§ Short problem
Reproduce each record below exactly as written.

--- begin Available records ---

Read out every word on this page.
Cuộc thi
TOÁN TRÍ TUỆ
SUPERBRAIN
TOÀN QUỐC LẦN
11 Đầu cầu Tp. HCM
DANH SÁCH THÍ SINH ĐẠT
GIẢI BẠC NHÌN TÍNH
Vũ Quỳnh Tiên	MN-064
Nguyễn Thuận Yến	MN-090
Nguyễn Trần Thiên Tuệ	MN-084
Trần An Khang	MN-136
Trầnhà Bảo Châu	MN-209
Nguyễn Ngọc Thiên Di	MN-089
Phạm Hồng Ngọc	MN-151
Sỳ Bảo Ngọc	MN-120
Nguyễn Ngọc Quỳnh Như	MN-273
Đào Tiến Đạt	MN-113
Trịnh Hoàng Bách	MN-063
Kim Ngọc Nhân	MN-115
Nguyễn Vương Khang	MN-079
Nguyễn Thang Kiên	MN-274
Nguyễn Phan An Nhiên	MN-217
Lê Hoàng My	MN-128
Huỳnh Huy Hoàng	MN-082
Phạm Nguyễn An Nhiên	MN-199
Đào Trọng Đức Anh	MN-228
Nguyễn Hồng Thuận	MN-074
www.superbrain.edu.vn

--- end Available records ---

§ Response to the task
Read out every word on this page.
Cuộc thi
TOÁN TRÍ TUỆ
SUPERBRAIN
TOÀN QUỐC LẦN
11 Đầu cầu Tp. HCM
DANH SÁCH THÍ SINH ĐẠT
GIẢI BẠC NHÌN TÍNH
Vũ Quỳnh Tiên	MN-064
Nguyễn Thuận Yến	MN-090
Nguyễn Trần Thiên Tuệ	MN-084
Trần An Khang	MN-136
Trầnhà Bảo Châu	MN-209
Nguyễn Ngọc Thiên Di	MN-089
Phạm Hồng Ngọc	MN-151
Sỳ Bảo Ngọc	MN-120
Nguyễn Ngọc Quỳnh Như	MN-273
Đào Tiến Đạt	MN-113
Trịnh Hoàng Bách	MN-063
Kim Ngọc Nhân	MN-115
Nguyễn Vương Khang	MN-079
Nguyễn Thang Kiên	MN-274
Nguyễn Phan An Nhiên	MN-217
Lê Hoàng My	MN-128
Huỳnh Huy Hoàng	MN-082
Phạm Nguyễn An Nhiên	MN-199
Đào Trọng Đức Anh	MN-228
Nguyễn Hồng Thuận	MN-074
www.superbrain.edu.vn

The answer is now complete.